▶ [The exercise]
Output each line exactly as it appears, skipping any embedded picture.

▶ [Record list]
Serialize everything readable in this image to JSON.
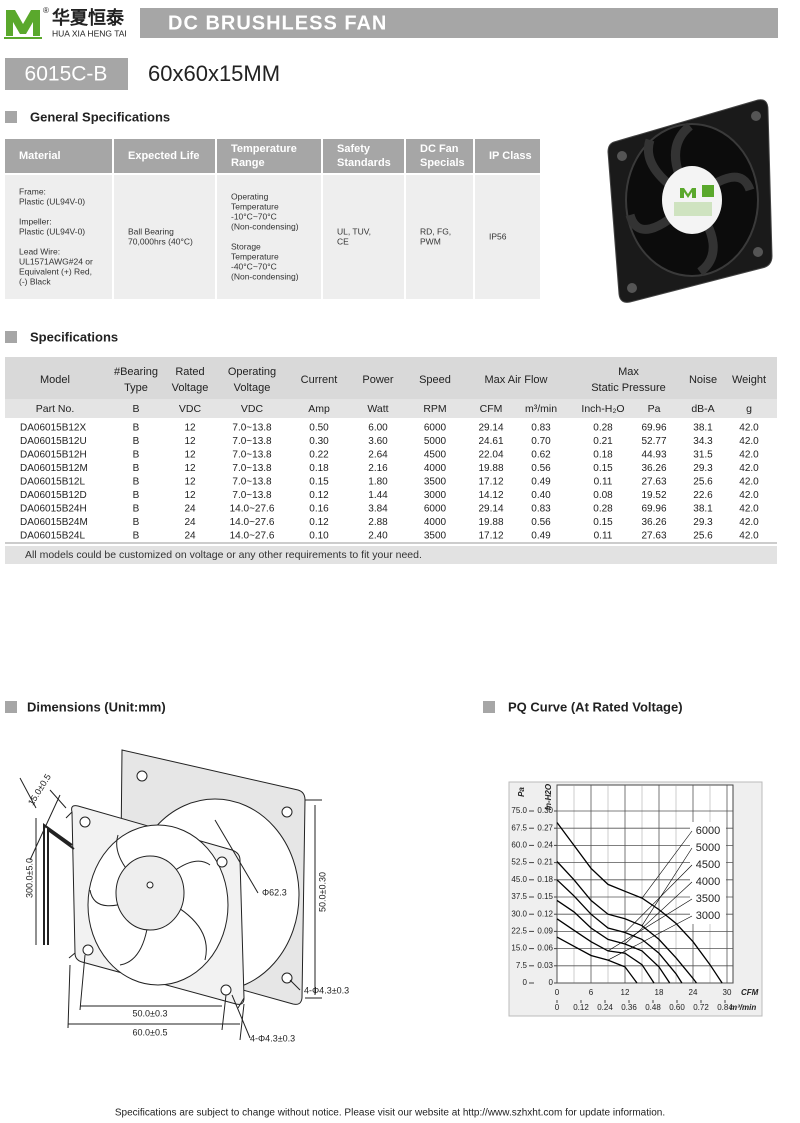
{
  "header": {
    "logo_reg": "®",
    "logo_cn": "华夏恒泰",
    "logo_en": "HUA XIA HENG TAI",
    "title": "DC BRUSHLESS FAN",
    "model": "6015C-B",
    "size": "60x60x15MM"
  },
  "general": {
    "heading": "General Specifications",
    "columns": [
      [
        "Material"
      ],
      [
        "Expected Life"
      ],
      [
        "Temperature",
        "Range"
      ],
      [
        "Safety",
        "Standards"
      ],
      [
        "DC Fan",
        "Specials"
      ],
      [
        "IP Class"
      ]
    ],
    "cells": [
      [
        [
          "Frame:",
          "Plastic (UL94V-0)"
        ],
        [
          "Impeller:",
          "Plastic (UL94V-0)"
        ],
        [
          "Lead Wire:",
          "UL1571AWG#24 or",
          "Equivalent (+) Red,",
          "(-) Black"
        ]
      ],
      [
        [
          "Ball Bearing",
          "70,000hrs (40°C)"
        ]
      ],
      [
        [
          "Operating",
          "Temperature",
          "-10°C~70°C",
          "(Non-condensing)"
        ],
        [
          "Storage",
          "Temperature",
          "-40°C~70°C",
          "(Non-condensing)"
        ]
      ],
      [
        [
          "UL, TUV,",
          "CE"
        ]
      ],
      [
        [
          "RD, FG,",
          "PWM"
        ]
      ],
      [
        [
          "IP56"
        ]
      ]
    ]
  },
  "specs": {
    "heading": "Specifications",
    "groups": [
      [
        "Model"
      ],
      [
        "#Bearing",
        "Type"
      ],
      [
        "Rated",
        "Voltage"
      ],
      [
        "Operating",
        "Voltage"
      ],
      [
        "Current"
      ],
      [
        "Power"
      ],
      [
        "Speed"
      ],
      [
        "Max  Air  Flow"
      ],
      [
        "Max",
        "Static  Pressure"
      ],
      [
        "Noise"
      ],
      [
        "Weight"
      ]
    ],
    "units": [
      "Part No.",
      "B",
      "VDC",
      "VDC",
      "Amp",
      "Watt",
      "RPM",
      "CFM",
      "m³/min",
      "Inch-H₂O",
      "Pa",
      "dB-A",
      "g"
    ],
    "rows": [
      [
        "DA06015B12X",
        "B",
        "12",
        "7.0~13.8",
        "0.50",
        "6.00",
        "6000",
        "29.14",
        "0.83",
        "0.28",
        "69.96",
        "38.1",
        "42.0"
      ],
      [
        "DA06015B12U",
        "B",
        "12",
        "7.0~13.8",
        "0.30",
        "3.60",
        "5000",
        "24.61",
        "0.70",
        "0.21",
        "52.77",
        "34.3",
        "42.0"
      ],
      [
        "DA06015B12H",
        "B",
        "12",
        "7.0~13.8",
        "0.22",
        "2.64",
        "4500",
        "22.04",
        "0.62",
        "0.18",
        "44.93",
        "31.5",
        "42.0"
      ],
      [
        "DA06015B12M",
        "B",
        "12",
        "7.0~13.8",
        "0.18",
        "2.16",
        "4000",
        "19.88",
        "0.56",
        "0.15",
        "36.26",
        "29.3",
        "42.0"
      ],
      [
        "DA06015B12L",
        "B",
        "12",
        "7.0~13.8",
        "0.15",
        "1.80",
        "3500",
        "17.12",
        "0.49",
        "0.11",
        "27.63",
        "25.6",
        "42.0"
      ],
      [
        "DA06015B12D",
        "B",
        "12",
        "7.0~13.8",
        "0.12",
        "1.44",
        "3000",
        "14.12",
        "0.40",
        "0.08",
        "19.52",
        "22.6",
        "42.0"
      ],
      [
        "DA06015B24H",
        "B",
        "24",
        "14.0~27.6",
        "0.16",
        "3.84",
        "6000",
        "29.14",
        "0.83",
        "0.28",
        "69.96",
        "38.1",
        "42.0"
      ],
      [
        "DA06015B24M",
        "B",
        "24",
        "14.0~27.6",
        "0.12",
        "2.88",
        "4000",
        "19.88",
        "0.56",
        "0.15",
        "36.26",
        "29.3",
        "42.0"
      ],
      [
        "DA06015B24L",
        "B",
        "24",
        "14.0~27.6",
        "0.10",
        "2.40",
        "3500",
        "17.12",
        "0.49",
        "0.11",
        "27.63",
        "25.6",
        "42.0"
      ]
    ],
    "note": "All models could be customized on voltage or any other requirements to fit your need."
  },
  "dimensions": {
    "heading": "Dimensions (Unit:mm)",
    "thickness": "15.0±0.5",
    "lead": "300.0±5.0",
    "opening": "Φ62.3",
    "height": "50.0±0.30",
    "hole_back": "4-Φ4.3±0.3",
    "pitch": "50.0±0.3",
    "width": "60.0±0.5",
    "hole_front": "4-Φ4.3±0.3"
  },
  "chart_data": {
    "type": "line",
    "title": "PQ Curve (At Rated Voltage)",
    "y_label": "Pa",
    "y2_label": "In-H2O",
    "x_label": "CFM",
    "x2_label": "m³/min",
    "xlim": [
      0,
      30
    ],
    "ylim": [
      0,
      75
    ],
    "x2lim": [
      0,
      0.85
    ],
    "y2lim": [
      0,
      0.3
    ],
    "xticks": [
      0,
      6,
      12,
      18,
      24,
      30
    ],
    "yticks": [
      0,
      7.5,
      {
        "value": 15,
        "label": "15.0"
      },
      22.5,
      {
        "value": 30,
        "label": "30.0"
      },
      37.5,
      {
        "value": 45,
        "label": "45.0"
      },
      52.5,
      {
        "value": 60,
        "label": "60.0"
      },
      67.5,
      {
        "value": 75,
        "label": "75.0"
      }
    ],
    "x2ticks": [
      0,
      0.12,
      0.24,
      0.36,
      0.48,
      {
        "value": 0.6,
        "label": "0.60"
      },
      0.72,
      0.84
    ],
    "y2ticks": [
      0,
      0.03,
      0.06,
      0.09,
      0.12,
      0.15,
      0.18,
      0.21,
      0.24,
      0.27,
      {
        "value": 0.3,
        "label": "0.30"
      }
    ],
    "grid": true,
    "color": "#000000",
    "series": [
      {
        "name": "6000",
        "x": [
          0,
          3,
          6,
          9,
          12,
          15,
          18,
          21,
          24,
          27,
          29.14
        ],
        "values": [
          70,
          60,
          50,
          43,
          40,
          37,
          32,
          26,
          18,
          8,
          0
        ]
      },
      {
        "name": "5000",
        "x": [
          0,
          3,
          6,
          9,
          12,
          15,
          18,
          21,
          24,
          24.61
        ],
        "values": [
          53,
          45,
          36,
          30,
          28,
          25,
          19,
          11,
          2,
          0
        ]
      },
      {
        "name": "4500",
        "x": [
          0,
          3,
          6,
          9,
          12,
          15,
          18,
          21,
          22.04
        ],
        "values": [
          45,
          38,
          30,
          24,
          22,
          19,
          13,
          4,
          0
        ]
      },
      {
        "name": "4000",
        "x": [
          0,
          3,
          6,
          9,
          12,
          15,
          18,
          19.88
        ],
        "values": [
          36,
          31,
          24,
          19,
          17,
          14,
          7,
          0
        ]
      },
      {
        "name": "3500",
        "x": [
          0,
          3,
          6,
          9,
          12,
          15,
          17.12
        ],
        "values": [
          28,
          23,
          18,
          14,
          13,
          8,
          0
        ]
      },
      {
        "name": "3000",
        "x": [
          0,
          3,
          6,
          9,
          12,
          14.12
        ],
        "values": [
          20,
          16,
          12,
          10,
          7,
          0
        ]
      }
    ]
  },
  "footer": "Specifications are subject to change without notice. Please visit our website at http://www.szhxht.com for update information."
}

▶ [Response]
Serialize everything readable in this image to JSON.
{
  "header": {
    "logo_reg": "®",
    "logo_cn": "华夏恒泰",
    "logo_en": "HUA XIA HENG TAI",
    "title": "DC BRUSHLESS FAN",
    "model": "6015C-B",
    "size": "60x60x15MM"
  },
  "general": {
    "heading": "General Specifications",
    "columns": [
      [
        "Material"
      ],
      [
        "Expected Life"
      ],
      [
        "Temperature",
        "Range"
      ],
      [
        "Safety",
        "Standards"
      ],
      [
        "DC Fan",
        "Specials"
      ],
      [
        "IP Class"
      ]
    ],
    "cells": [
      [
        [
          "Frame:",
          "Plastic (UL94V-0)"
        ],
        [
          "Impeller:",
          "Plastic (UL94V-0)"
        ],
        [
          "Lead Wire:",
          "UL1571AWG#24 or",
          "Equivalent (+) Red,",
          "(-) Black"
        ]
      ],
      [
        [
          "Ball Bearing",
          "70,000hrs (40°C)"
        ]
      ],
      [
        [
          "Operating",
          "Temperature",
          "-10°C~70°C",
          "(Non-condensing)"
        ],
        [
          "Storage",
          "Temperature",
          "-40°C~70°C",
          "(Non-condensing)"
        ]
      ],
      [
        [
          "UL, TUV,",
          "CE"
        ]
      ],
      [
        [
          "RD, FG,",
          "PWM"
        ]
      ],
      [
        [
          "IP56"
        ]
      ]
    ]
  },
  "specs": {
    "heading": "Specifications",
    "groups": [
      [
        "Model"
      ],
      [
        "#Bearing",
        "Type"
      ],
      [
        "Rated",
        "Voltage"
      ],
      [
        "Operating",
        "Voltage"
      ],
      [
        "Current"
      ],
      [
        "Power"
      ],
      [
        "Speed"
      ],
      [
        "Max  Air  Flow"
      ],
      [
        "Max",
        "Static  Pressure"
      ],
      [
        "Noise"
      ],
      [
        "Weight"
      ]
    ],
    "units": [
      "Part No.",
      "B",
      "VDC",
      "VDC",
      "Amp",
      "Watt",
      "RPM",
      "CFM",
      "m³/min",
      "Inch-H₂O",
      "Pa",
      "dB-A",
      "g"
    ],
    "rows": [
      [
        "DA06015B12X",
        "B",
        "12",
        "7.0~13.8",
        "0.50",
        "6.00",
        "6000",
        "29.14",
        "0.83",
        "0.28",
        "69.96",
        "38.1",
        "42.0"
      ],
      [
        "DA06015B12U",
        "B",
        "12",
        "7.0~13.8",
        "0.30",
        "3.60",
        "5000",
        "24.61",
        "0.70",
        "0.21",
        "52.77",
        "34.3",
        "42.0"
      ],
      [
        "DA06015B12H",
        "B",
        "12",
        "7.0~13.8",
        "0.22",
        "2.64",
        "4500",
        "22.04",
        "0.62",
        "0.18",
        "44.93",
        "31.5",
        "42.0"
      ],
      [
        "DA06015B12M",
        "B",
        "12",
        "7.0~13.8",
        "0.18",
        "2.16",
        "4000",
        "19.88",
        "0.56",
        "0.15",
        "36.26",
        "29.3",
        "42.0"
      ],
      [
        "DA06015B12L",
        "B",
        "12",
        "7.0~13.8",
        "0.15",
        "1.80",
        "3500",
        "17.12",
        "0.49",
        "0.11",
        "27.63",
        "25.6",
        "42.0"
      ],
      [
        "DA06015B12D",
        "B",
        "12",
        "7.0~13.8",
        "0.12",
        "1.44",
        "3000",
        "14.12",
        "0.40",
        "0.08",
        "19.52",
        "22.6",
        "42.0"
      ],
      [
        "DA06015B24H",
        "B",
        "24",
        "14.0~27.6",
        "0.16",
        "3.84",
        "6000",
        "29.14",
        "0.83",
        "0.28",
        "69.96",
        "38.1",
        "42.0"
      ],
      [
        "DA06015B24M",
        "B",
        "24",
        "14.0~27.6",
        "0.12",
        "2.88",
        "4000",
        "19.88",
        "0.56",
        "0.15",
        "36.26",
        "29.3",
        "42.0"
      ],
      [
        "DA06015B24L",
        "B",
        "24",
        "14.0~27.6",
        "0.10",
        "2.40",
        "3500",
        "17.12",
        "0.49",
        "0.11",
        "27.63",
        "25.6",
        "42.0"
      ]
    ],
    "note": "All models could be customized on voltage or any other requirements to fit your need."
  },
  "dimensions": {
    "heading": "Dimensions (Unit:mm)",
    "thickness": "15.0±0.5",
    "lead": "300.0±5.0",
    "opening": "Φ62.3",
    "height": "50.0±0.30",
    "hole_back": "4-Φ4.3±0.3",
    "pitch": "50.0±0.3",
    "width": "60.0±0.5",
    "hole_front": "4-Φ4.3±0.3"
  },
  "chart_data": {
    "type": "line",
    "title": "PQ Curve (At Rated Voltage)",
    "y_label": "Pa",
    "y2_label": "In-H2O",
    "x_label": "CFM",
    "x2_label": "m³/min",
    "xlim": [
      0,
      30
    ],
    "ylim": [
      0,
      75
    ],
    "x2lim": [
      0,
      0.85
    ],
    "y2lim": [
      0,
      0.3
    ],
    "xticks": [
      0,
      6,
      12,
      18,
      24,
      30
    ],
    "yticks": [
      0,
      7.5,
      {
        "value": 15,
        "label": "15.0"
      },
      22.5,
      {
        "value": 30,
        "label": "30.0"
      },
      37.5,
      {
        "value": 45,
        "label": "45.0"
      },
      52.5,
      {
        "value": 60,
        "label": "60.0"
      },
      67.5,
      {
        "value": 75,
        "label": "75.0"
      }
    ],
    "x2ticks": [
      0,
      0.12,
      0.24,
      0.36,
      0.48,
      {
        "value": 0.6,
        "label": "0.60"
      },
      0.72,
      0.84
    ],
    "y2ticks": [
      0,
      0.03,
      0.06,
      0.09,
      0.12,
      0.15,
      0.18,
      0.21,
      0.24,
      0.27,
      {
        "value": 0.3,
        "label": "0.30"
      }
    ],
    "grid": true,
    "color": "#000000",
    "series": [
      {
        "name": "6000",
        "x": [
          0,
          3,
          6,
          9,
          12,
          15,
          18,
          21,
          24,
          27,
          29.14
        ],
        "values": [
          70,
          60,
          50,
          43,
          40,
          37,
          32,
          26,
          18,
          8,
          0
        ]
      },
      {
        "name": "5000",
        "x": [
          0,
          3,
          6,
          9,
          12,
          15,
          18,
          21,
          24,
          24.61
        ],
        "values": [
          53,
          45,
          36,
          30,
          28,
          25,
          19,
          11,
          2,
          0
        ]
      },
      {
        "name": "4500",
        "x": [
          0,
          3,
          6,
          9,
          12,
          15,
          18,
          21,
          22.04
        ],
        "values": [
          45,
          38,
          30,
          24,
          22,
          19,
          13,
          4,
          0
        ]
      },
      {
        "name": "4000",
        "x": [
          0,
          3,
          6,
          9,
          12,
          15,
          18,
          19.88
        ],
        "values": [
          36,
          31,
          24,
          19,
          17,
          14,
          7,
          0
        ]
      },
      {
        "name": "3500",
        "x": [
          0,
          3,
          6,
          9,
          12,
          15,
          17.12
        ],
        "values": [
          28,
          23,
          18,
          14,
          13,
          8,
          0
        ]
      },
      {
        "name": "3000",
        "x": [
          0,
          3,
          6,
          9,
          12,
          14.12
        ],
        "values": [
          20,
          16,
          12,
          10,
          7,
          0
        ]
      }
    ]
  },
  "footer": "Specifications are subject to change without notice. Please visit our website at http://www.szhxht.com for update information."
}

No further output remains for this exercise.